• [Task goal]:
Transcribe the listing in full, excluding any pictures.

• [Records shown]:
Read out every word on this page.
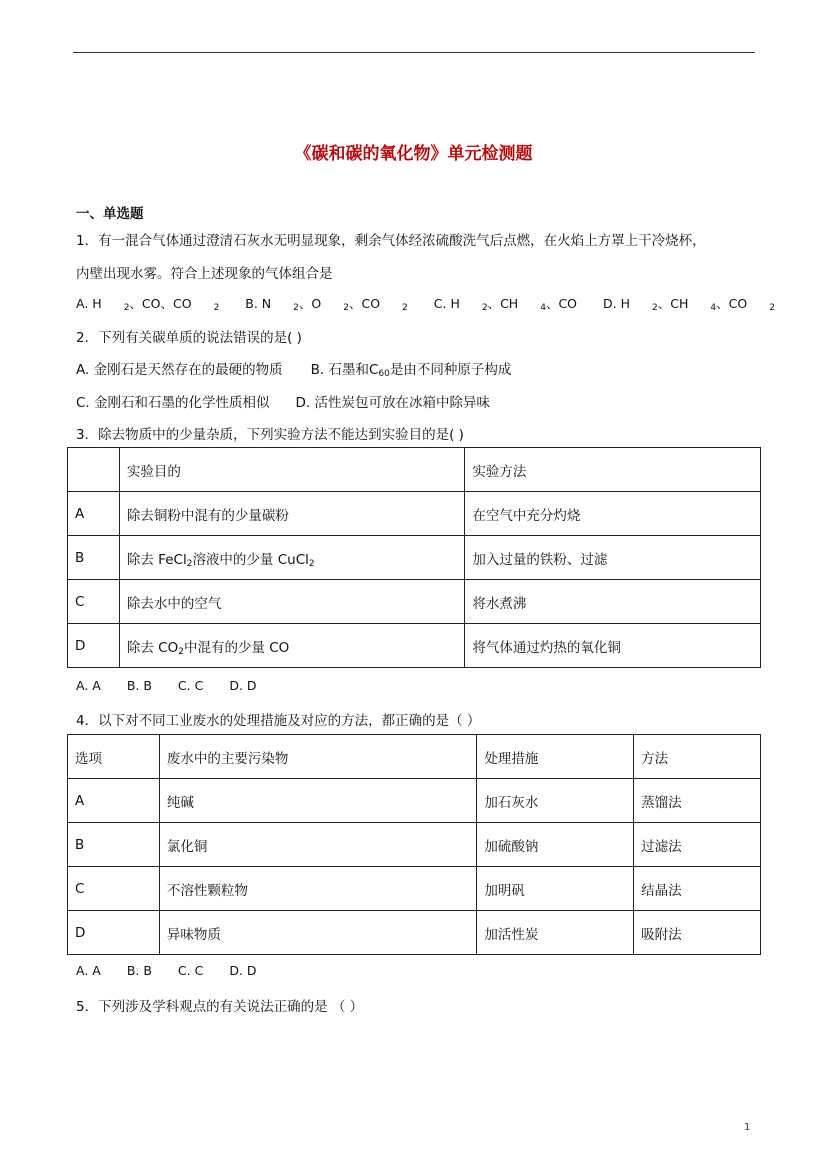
《碳和碳的氧化物》单元检测题
一、单选题
1．有一混合气体通过澄清石灰水无明显现象，剩余气体经浓硫酸洗气后点燃，在火焰上方罩上干冷烧杯，
内壁出现水雾。符合上述现象的气体组合是
A. H $_2$、CO、CO $_2$ B. N $_2$、O $_2$、CO $_2$ C. H $_2$、CH $_4$、CO D. H $_2$、CH $_4$、CO $_2$
2．下列有关碳单质的说法错误的是( )
A. 金刚石是天然存在的最硬的物质 B. 石墨和$C_{60}$是由不同种原子构成
C. 金刚石和石墨的化学性质相似 D. 活性炭包可放在冰箱中除异味
3．除去物质中的少量杂质，下列实验方法不能达到实验目的是( )
	实验目的	实验方法
A	除去铜粉中混有的少量碳粉	在空气中充分灼烧
B	除去 FeCl$_2$溶液中的少量 CuCl$_2$	加入过量的铁粉、过滤
C	除去水中的空气	将水煮沸
D	除去 $CO_2$中混有的少量 CO	将气体通过灼热的氧化铜
A. A B. B C. C D. D
4．以下对不同工业废水的处理措施及对应的方法，都正确的是（ ）
选项	废水中的主要污染物	处理措施	方法
A	纯碱	加石灰水	蒸馏法
B	氯化铜	加硫酸钠	过滤法
C	不溶性颗粒物	加明矾	结晶法
D	异味物质	加活性炭	吸附法
A. A B. B C. C D. D
5．下列涉及学科观点的有关说法正确的是 （ ）
1
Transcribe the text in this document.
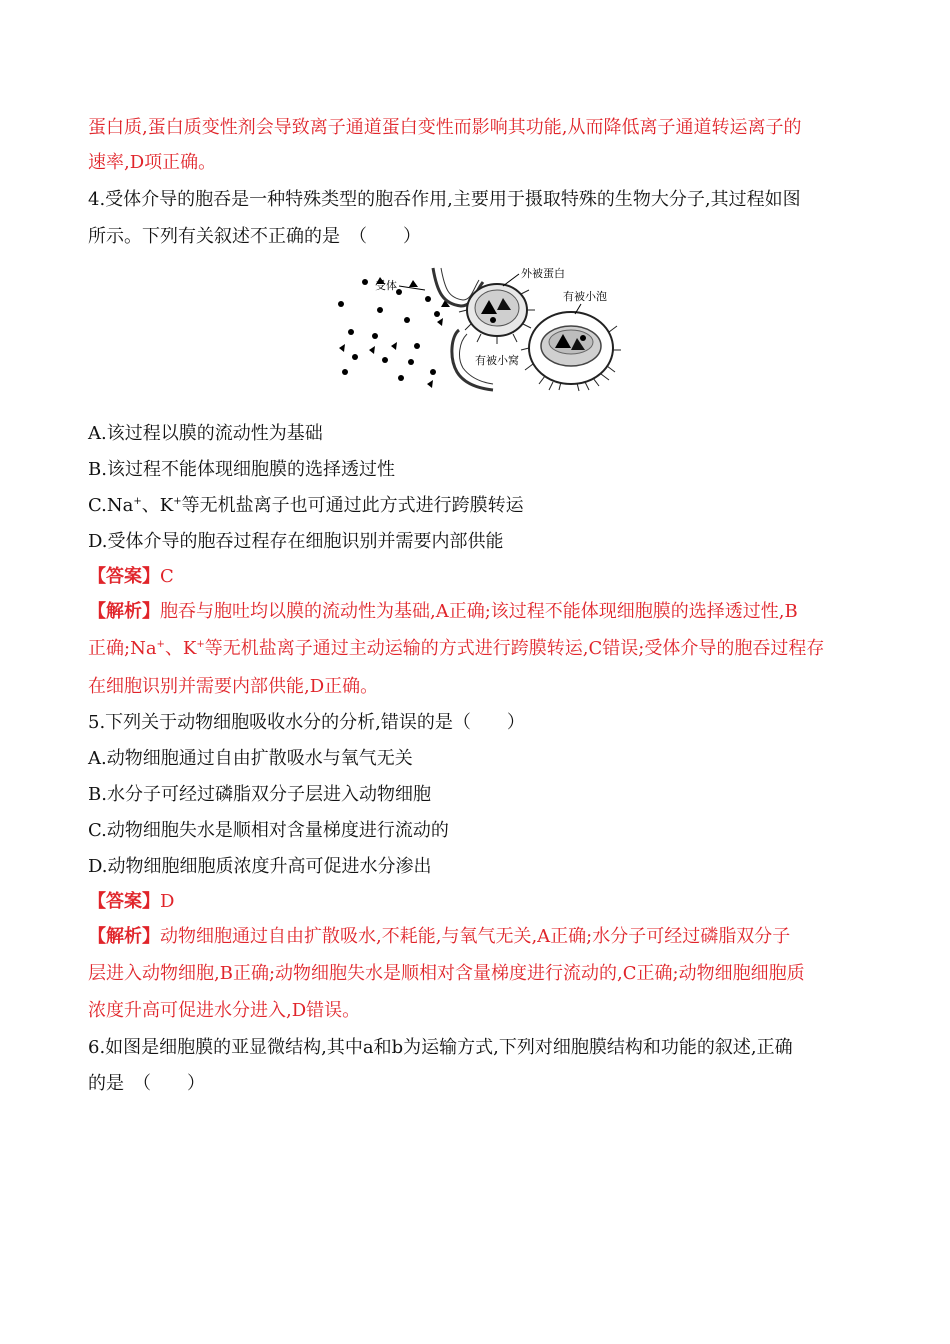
蛋白质,蛋白质变性剂会导致离子通道蛋白变性而影响其功能,从而降低离子通道转运离子的
速率,D项正确。
4.受体介导的胞吞是一种特殊类型的胞吞作用,主要用于摄取特殊的生物大分子,其过程如图
所示。下列有关叙述不正确的是　（　　）
受体
外被蛋白
有被小泡
有被小窝
A.该过程以膜的流动性为基础
B.该过程不能体现细胞膜的选择透过性
C.Na+、K+等无机盐离子也可通过此方式进行跨膜转运
D.受体介导的胞吞过程存在细胞识别并需要内部供能
【答案】C
【解析】胞吞与胞吐均以膜的流动性为基础,A正确;该过程不能体现细胞膜的选择透过性,B
正确;Na+、K+等无机盐离子通过主动运输的方式进行跨膜转运,C错误;受体介导的胞吞过程存
在细胞识别并需要内部供能,D正确。
5.下列关于动物细胞吸收水分的分析,错误的是（　　）
A.动物细胞通过自由扩散吸水与氧气无关
B.水分子可经过磷脂双分子层进入动物细胞
C.动物细胞失水是顺相对含量梯度进行流动的
D.动物细胞细胞质浓度升高可促进水分渗出
【答案】D
【解析】动物细胞通过自由扩散吸水,不耗能,与氧气无关,A正确;水分子可经过磷脂双分子
层进入动物细胞,B正确;动物细胞失水是顺相对含量梯度进行流动的,C正确;动物细胞细胞质
浓度升高可促进水分进入,D错误。
6.如图是细胞膜的亚显微结构,其中a和b为运输方式,下列对细胞膜结构和功能的叙述,正确
的是　（　　）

• [Solved exercise]:
Read out every word on this page.
《碳和碳的氧化物》单元检测题
一、单选题
1．有一混合气体通过澄清石灰水无明显现象，剩余气体经浓硫酸洗气后点燃，在火焰上方罩上干冷烧杯，
内壁出现水雾。符合上述现象的气体组合是
A. H $_2$、CO、CO $_2$ B. N $_2$、O $_2$、CO $_2$ C. H $_2$、CH $_4$、CO D. H $_2$、CH $_4$、CO $_2$
2．下列有关碳单质的说法错误的是( )
A. 金刚石是天然存在的最硬的物质 B. 石墨和$C_{60}$是由不同种原子构成
C. 金刚石和石墨的化学性质相似 D. 活性炭包可放在冰箱中除异味
3．除去物质中的少量杂质，下列实验方法不能达到实验目的是( )
	实验目的	实验方法
A	除去铜粉中混有的少量碳粉	在空气中充分灼烧
B	除去 FeCl$_2$溶液中的少量 CuCl$_2$	加入过量的铁粉、过滤
C	除去水中的空气	将水煮沸
D	除去 $CO_2$中混有的少量 CO	将气体通过灼热的氧化铜
A. A B. B C. C D. D
4．以下对不同工业废水的处理措施及对应的方法，都正确的是（ ）
选项	废水中的主要污染物	处理措施	方法
A	纯碱	加石灰水	蒸馏法
B	氯化铜	加硫酸钠	过滤法
C	不溶性颗粒物	加明矾	结晶法
D	异味物质	加活性炭	吸附法
A. A B. B C. C D. D
5．下列涉及学科观点的有关说法正确的是 （ ）
1
Transcribe the text in this document.
蛋白质,蛋白质变性剂会导致离子通道蛋白变性而影响其功能,从而降低离子通道转运离子的
速率,D项正确。
4.受体介导的胞吞是一种特殊类型的胞吞作用,主要用于摄取特殊的生物大分子,其过程如图
所示。下列有关叙述不正确的是　（　　）
受体
外被蛋白
有被小泡
有被小窝
A.该过程以膜的流动性为基础
B.该过程不能体现细胞膜的选择透过性
C.Na+、K+等无机盐离子也可通过此方式进行跨膜转运
D.受体介导的胞吞过程存在细胞识别并需要内部供能
【答案】C
【解析】胞吞与胞吐均以膜的流动性为基础,A正确;该过程不能体现细胞膜的选择透过性,B
正确;Na+、K+等无机盐离子通过主动运输的方式进行跨膜转运,C错误;受体介导的胞吞过程存
在细胞识别并需要内部供能,D正确。
5.下列关于动物细胞吸收水分的分析,错误的是（　　）
A.动物细胞通过自由扩散吸水与氧气无关
B.水分子可经过磷脂双分子层进入动物细胞
C.动物细胞失水是顺相对含量梯度进行流动的
D.动物细胞细胞质浓度升高可促进水分渗出
【答案】D
【解析】动物细胞通过自由扩散吸水,不耗能,与氧气无关,A正确;水分子可经过磷脂双分子
层进入动物细胞,B正确;动物细胞失水是顺相对含量梯度进行流动的,C正确;动物细胞细胞质
浓度升高可促进水分进入,D错误。
6.如图是细胞膜的亚显微结构,其中a和b为运输方式,下列对细胞膜结构和功能的叙述,正确
的是　（　　）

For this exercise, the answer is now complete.